SET EXERCISE =>
Reproduce every line of the listing below without any changes, and leave out the pictures.

++++++

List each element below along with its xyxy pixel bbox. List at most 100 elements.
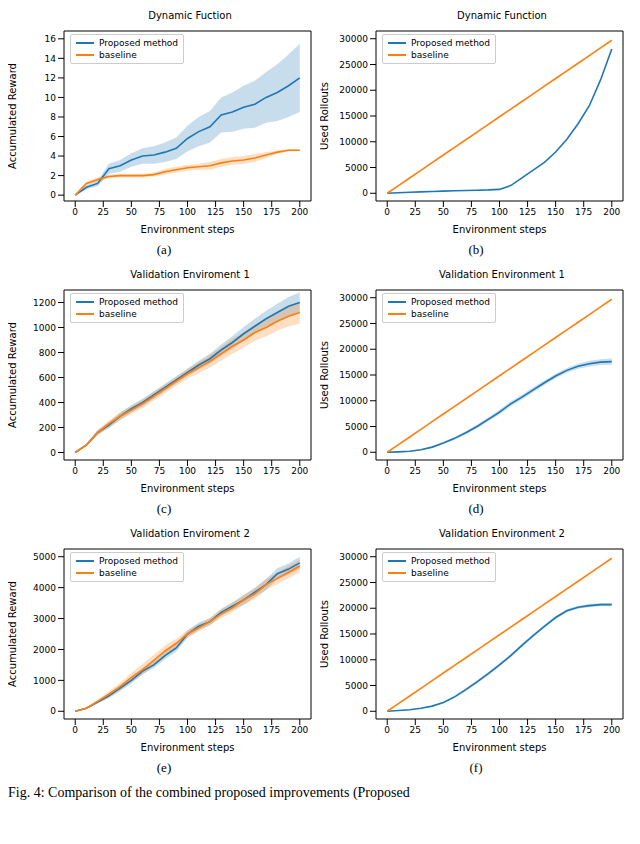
svg-text:75: 75 [466,725,477,735]
svg-text:0: 0 [362,188,368,198]
svg-text:125: 125 [519,207,536,217]
svg-text:Environment steps: Environment steps [453,742,547,753]
svg-text:10: 10 [45,93,57,103]
svg-text:12: 12 [45,73,56,83]
svg-text:25: 25 [98,466,109,476]
svg-text:2: 2 [50,171,56,181]
svg-text:Accumulated Reward: Accumulated Reward [8,322,18,428]
svg-text:50: 50 [438,466,450,476]
svg-text:20000: 20000 [339,85,368,95]
svg-text:10000: 10000 [339,396,368,406]
svg-text:2000: 2000 [33,645,56,655]
svg-text:175: 175 [575,466,592,476]
svg-text:75: 75 [154,207,165,217]
svg-text:0: 0 [384,466,390,476]
svg-text:200: 200 [603,207,620,217]
svg-text:0: 0 [384,725,390,735]
svg-text:30000: 30000 [339,34,368,44]
svg-text:150: 150 [547,725,564,735]
svg-text:125: 125 [519,725,536,735]
svg-text:Environment steps: Environment steps [453,483,547,494]
svg-text:75: 75 [154,466,165,476]
svg-text:175: 175 [263,466,280,476]
svg-text:125: 125 [207,207,224,217]
svg-text:Environment steps: Environment steps [141,742,235,753]
svg-text:8: 8 [50,112,56,122]
svg-text:50: 50 [126,207,138,217]
svg-text:5000: 5000 [345,422,368,432]
svg-text:150: 150 [547,207,564,217]
svg-text:16: 16 [45,34,57,44]
svg-text:100: 100 [179,207,196,217]
svg-text:25: 25 [410,207,421,217]
svg-text:Used Rollouts: Used Rollouts [320,600,330,668]
svg-text:20000: 20000 [339,603,368,613]
svg-text:100: 100 [179,466,196,476]
svg-text:4000: 4000 [33,583,56,593]
svg-text:25000: 25000 [339,60,368,70]
svg-text:0: 0 [384,207,390,217]
svg-text:Environment steps: Environment steps [453,224,547,235]
svg-text:1000: 1000 [33,676,56,686]
svg-text:25: 25 [410,466,421,476]
svg-text:175: 175 [575,207,592,217]
svg-text:0: 0 [50,190,56,200]
svg-text:150: 150 [235,466,252,476]
svg-text:15000: 15000 [339,370,368,380]
svg-text:50: 50 [438,207,450,217]
svg-text:0: 0 [50,448,56,458]
svg-text:Environment steps: Environment steps [141,224,235,235]
svg-text:30000: 30000 [339,552,368,562]
svg-text:0: 0 [362,447,368,457]
svg-text:0: 0 [72,725,78,735]
svg-text:15000: 15000 [339,629,368,639]
svg-text:200: 200 [603,725,620,735]
svg-text:Environment steps: Environment steps [141,483,235,494]
svg-text:200: 200 [39,423,56,433]
svg-text:150: 150 [235,207,252,217]
svg-text:3000: 3000 [33,614,56,624]
svg-text:30000: 30000 [339,293,368,303]
svg-text:100: 100 [179,725,196,735]
svg-text:20000: 20000 [339,344,368,354]
svg-text:Used Rollouts: Used Rollouts [320,82,330,150]
svg-text:50: 50 [126,466,138,476]
svg-text:10000: 10000 [339,655,368,665]
svg-text:1000: 1000 [33,323,56,333]
svg-text:Used Rollouts: Used Rollouts [320,341,330,409]
svg-text:0: 0 [362,706,368,716]
svg-text:175: 175 [263,725,280,735]
svg-text:125: 125 [207,466,224,476]
svg-text:175: 175 [263,207,280,217]
svg-text:75: 75 [154,725,165,735]
svg-text:200: 200 [291,725,308,735]
svg-text:200: 200 [291,466,308,476]
svg-text:150: 150 [547,466,564,476]
svg-text:125: 125 [207,725,224,735]
svg-text:5000: 5000 [33,552,56,562]
svg-text:100: 100 [491,466,508,476]
svg-text:1200: 1200 [33,298,56,308]
svg-text:200: 200 [291,207,308,217]
svg-text:50: 50 [438,725,450,735]
svg-text:14: 14 [45,54,57,64]
svg-text:150: 150 [235,725,252,735]
svg-text:5000: 5000 [345,163,368,173]
svg-text:25: 25 [98,207,109,217]
svg-text:25000: 25000 [339,578,368,588]
svg-text:25: 25 [410,725,421,735]
svg-text:5000: 5000 [345,681,368,691]
svg-text:15000: 15000 [339,111,368,121]
svg-text:50: 50 [126,725,138,735]
svg-text:800: 800 [39,348,56,358]
svg-text:0: 0 [72,207,78,217]
svg-text:25000: 25000 [339,319,368,329]
svg-text:75: 75 [466,207,477,217]
svg-text:125: 125 [519,466,536,476]
svg-text:600: 600 [39,373,56,383]
svg-text:6: 6 [50,132,56,142]
svg-text:100: 100 [491,207,508,217]
svg-text:175: 175 [575,725,592,735]
svg-text:200: 200 [603,466,620,476]
svg-text:10000: 10000 [339,137,368,147]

++++++

EXERCISE SOLUTION =>
List each element below along with its xyxy pixel bbox. List at most 100 elements.
svg-text:75: 75 [466,725,477,735]
svg-text:0: 0 [362,188,368,198]
svg-text:125: 125 [519,207,536,217]
svg-text:Environment steps: Environment steps [453,742,547,753]
svg-text:10: 10 [45,93,57,103]
svg-text:12: 12 [45,73,56,83]
svg-text:25: 25 [98,466,109,476]
svg-text:2: 2 [50,171,56,181]
svg-text:Accumulated Reward: Accumulated Reward [8,322,18,428]
svg-text:50: 50 [438,466,450,476]
svg-text:20000: 20000 [339,85,368,95]
svg-text:10000: 10000 [339,396,368,406]
svg-text:2000: 2000 [33,645,56,655]
svg-text:175: 175 [575,466,592,476]
svg-text:75: 75 [154,207,165,217]
svg-text:0: 0 [384,466,390,476]
svg-text:200: 200 [603,207,620,217]
svg-text:0: 0 [384,725,390,735]
svg-text:30000: 30000 [339,34,368,44]
svg-text:150: 150 [547,725,564,735]
svg-text:125: 125 [519,725,536,735]
svg-text:Environment steps: Environment steps [453,483,547,494]
svg-text:75: 75 [154,466,165,476]
svg-text:175: 175 [263,466,280,476]
svg-text:125: 125 [207,207,224,217]
svg-text:Environment steps: Environment steps [141,742,235,753]
svg-text:8: 8 [50,112,56,122]
svg-text:50: 50 [126,207,138,217]
svg-text:5000: 5000 [345,422,368,432]
svg-text:150: 150 [547,207,564,217]
svg-text:16: 16 [45,34,57,44]
svg-text:100: 100 [179,207,196,217]
svg-text:25: 25 [410,207,421,217]
svg-text:Used Rollouts: Used Rollouts [320,600,330,668]
svg-text:20000: 20000 [339,603,368,613]
svg-text:100: 100 [179,466,196,476]
svg-text:4000: 4000 [33,583,56,593]
svg-text:25000: 25000 [339,60,368,70]
svg-text:0: 0 [384,207,390,217]
svg-text:Environment steps: Environment steps [453,224,547,235]
svg-text:1000: 1000 [33,676,56,686]
svg-text:25: 25 [410,466,421,476]
svg-text:175: 175 [575,207,592,217]
svg-text:0: 0 [50,190,56,200]
svg-text:150: 150 [235,466,252,476]
svg-text:15000: 15000 [339,370,368,380]
svg-text:50: 50 [438,207,450,217]
svg-text:0: 0 [50,448,56,458]
svg-text:Environment steps: Environment steps [141,224,235,235]
svg-text:30000: 30000 [339,552,368,562]
svg-text:0: 0 [362,447,368,457]
svg-text:0: 0 [72,725,78,735]
svg-text:15000: 15000 [339,629,368,639]
svg-text:200: 200 [603,725,620,735]
svg-text:Environment steps: Environment steps [141,483,235,494]
svg-text:200: 200 [39,423,56,433]
svg-text:150: 150 [235,207,252,217]
svg-text:3000: 3000 [33,614,56,624]
svg-text:30000: 30000 [339,293,368,303]
svg-text:100: 100 [179,725,196,735]
svg-text:20000: 20000 [339,344,368,354]
svg-text:Used Rollouts: Used Rollouts [320,82,330,150]
svg-text:50: 50 [126,466,138,476]
svg-text:10000: 10000 [339,655,368,665]
svg-text:1000: 1000 [33,323,56,333]
svg-text:Used Rollouts: Used Rollouts [320,341,330,409]
svg-text:0: 0 [362,706,368,716]
svg-text:175: 175 [263,725,280,735]
svg-text:125: 125 [207,466,224,476]
svg-text:175: 175 [263,207,280,217]
svg-text:75: 75 [154,725,165,735]
svg-text:200: 200 [291,725,308,735]
svg-text:200: 200 [291,466,308,476]
svg-text:150: 150 [547,466,564,476]
svg-text:125: 125 [207,725,224,735]
svg-text:5000: 5000 [33,552,56,562]
svg-text:100: 100 [491,466,508,476]
svg-text:1200: 1200 [33,298,56,308]
svg-text:200: 200 [291,207,308,217]
svg-text:50: 50 [438,725,450,735]
svg-text:14: 14 [45,54,57,64]
svg-text:150: 150 [235,725,252,735]
svg-text:5000: 5000 [345,163,368,173]
svg-text:25: 25 [98,207,109,217]
svg-text:25000: 25000 [339,578,368,588]
svg-text:25: 25 [410,725,421,735]
svg-text:5000: 5000 [345,681,368,691]
svg-text:15000: 15000 [339,111,368,121]
svg-text:50: 50 [126,725,138,735]
svg-text:800: 800 [39,348,56,358]
svg-text:0: 0 [72,207,78,217]
svg-text:25000: 25000 [339,319,368,329]
svg-text:75: 75 [466,207,477,217]
svg-text:125: 125 [519,466,536,476]
svg-text:600: 600 [39,373,56,383]
svg-text:6: 6 [50,132,56,142]
svg-text:100: 100 [491,207,508,217]
svg-text:175: 175 [575,725,592,735]
svg-text:200: 200 [603,466,620,476]
svg-text:10000: 10000 [339,137,368,147]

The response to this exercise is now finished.